String.prototype.reverse = function () {
return this.split('').reverse().join('');
};
var difference = function (first, second) {
first = first.reverse();
second = second.reverse();
var firstDigit,
secondDigit,
differenceDigits = [],
differenceDigit,
carry = 0,
index = 0;
while (index < first.length || index < second.length || carry !== 0) {
firstDigit = index < first.length ? parseInt(first[index], 10) : 0;
secondDigit = index < second.length ? parseInt(second[index], 10) : 0;
differenceDigit = firstDigit - secondDigit - carry;
differenceDigits.push((differenceDigit + (differenceDigit < 0 ? 10 : 0)).toString());
carry = differenceDigit < 0 ? 1 : 0;
index++;
}
differenceDigits.reverse();
while (differenceDigits[0] === '0') differenceDigits.shift();
return differenceDigits.join('');
};
var sum = function (first, second) {
first = first.reverse();
second = second.reverse();
var firstDigit,
secondDigit,
sumDigits = [],
sumDigit,
carry = 0,
index = 0;
while (index < first.length || index < second.length || carry !== 0) {
firstDigit = index < first.length ? parseInt(first[index], 10) : 0;
secondDigit = index < second.length ? parseInt(second[index], 10) : 0;
sumDigit = firstDigit + secondDigit + carry;
sumDigits.push((sumDigit % 10).toString());
carry = sumDigit > 9 ? 1 : 0;
index++;
}
sumDigits.reverse();
while (sumDigits[0] === '0') sumDigits.shift();
return sumDigits.join('');
};
Now, by themselves, both these functions work perfectly.1
I have now updated the almostFibonacci function to as follows to use the sum function instead of + and the difference function instead of the - operator.
var almostFibonacci = function (f) {
return function (n) {
return n === '0' || n === '1' ? n : sum(f(difference(n, '1')), f(difference(n, '2')));
};
};
As you may have guessed, this does work. It crashes the fiddle in case of even a small number like 10.
Question: What could be wrong? All the functions here work perfectly individually. But in tandem, they seem to fail. Can anyone here help me debug this particularly complex scenario?
1Except an edge case for the difference function. It requires the first argument to be larger than the second.
Now, by themselves, both these functions work perfectly - Except an edge case for the difference function. It requires the first argument to be larger than the second.

····················

TASK REQUIREMENTS -
(A) Answer these from the JavaScript arithmetic text:
(i) What must be true of the first argument passed to the difference function?
(ii) What small number is said to crash the fiddle?
(iii) In the sum function, what is carry set to when sumDigit is greater than 9?
(B) Quote the JavaScript arithmetic text word for word, starting at "Question: What could" and ending at "particularly complex scenario?".
(C) Write what comes next in the JavaScript arithmetic text, picking up after its last sentence.

Document layout analysis data:
····················

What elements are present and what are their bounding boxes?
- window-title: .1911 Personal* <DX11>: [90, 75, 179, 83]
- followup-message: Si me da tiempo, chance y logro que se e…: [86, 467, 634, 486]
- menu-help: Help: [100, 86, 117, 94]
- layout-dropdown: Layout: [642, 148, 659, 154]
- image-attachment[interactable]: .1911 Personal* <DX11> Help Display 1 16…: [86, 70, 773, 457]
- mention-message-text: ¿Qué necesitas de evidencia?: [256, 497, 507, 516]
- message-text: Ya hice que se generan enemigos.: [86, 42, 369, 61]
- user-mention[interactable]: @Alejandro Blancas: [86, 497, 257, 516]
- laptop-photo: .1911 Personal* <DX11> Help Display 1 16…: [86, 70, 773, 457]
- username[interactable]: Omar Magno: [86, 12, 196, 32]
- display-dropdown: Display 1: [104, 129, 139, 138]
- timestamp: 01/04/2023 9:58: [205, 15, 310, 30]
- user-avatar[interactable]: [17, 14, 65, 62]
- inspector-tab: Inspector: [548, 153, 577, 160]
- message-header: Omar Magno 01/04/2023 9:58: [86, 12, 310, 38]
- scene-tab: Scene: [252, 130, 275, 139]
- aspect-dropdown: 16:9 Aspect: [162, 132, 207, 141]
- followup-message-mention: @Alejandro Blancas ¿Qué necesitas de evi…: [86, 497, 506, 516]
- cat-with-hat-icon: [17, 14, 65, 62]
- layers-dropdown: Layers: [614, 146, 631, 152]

····················

TASK RESPONSES -
(A)
(i) It must be larger than the second argument.
(ii) 10
(iii) 1

(B)
Question: What could be wrong? All the functions here work perfectly individually. But in tandem, they seem to fail. Can anyone here help me debug this particularly complex scenario?

(C)
And that's the problem. In your fibonacci algorithm you're at some point calculating difference("2", "2"), which needs to yield "0" to work. It does however return the empty string "", which is not tested against as your guard condition for the recursion. When in the next step computing difference("", "1"), the function will fall into an infinite loop.
Solutions:
Fix that edge case (you still won't need to cope with negative numbers)
Don't use strings for the ordinal number, but only for the fibonacci number itself. You hardly will try the compute the (253+1)th fibonacci number, will you? I would assume this to be a significant speed improvement as well.
var fibonacci = Y(function(fib) {
return function(n) {
if (n == 0) return "0";
if (n == 1) return "1";
return sum(fib(n-1), fib(n-2));
};
});
Here is how I solved the problem at hand.
Changes:
I removed the while (differenceDigits[0] === '0') differenceDigits.shift(); statement. Even though this outputs differences without truncated leading zeros, it outputs a '0' in case of an edge case like difference('2', '2').
I edited the return statement in the almostFibonacci function to return n == 0 || n == 1 ? n : sum(f(difference(n, '1')), f(difference(n, '2')));. Notice that I'm checking for 0 and not '0' with a non strict equality operator.1
1The reason I'm doing n == 0 as opposed to n === '0' is because in JavaScript, '00000' == 0 but '00000' !== '0' and in my new updated difference function, without truncated leading zeros, I can't guarantee the number of zeros for a zero output. Well, actually I can. There would be as many zeros as the length of n.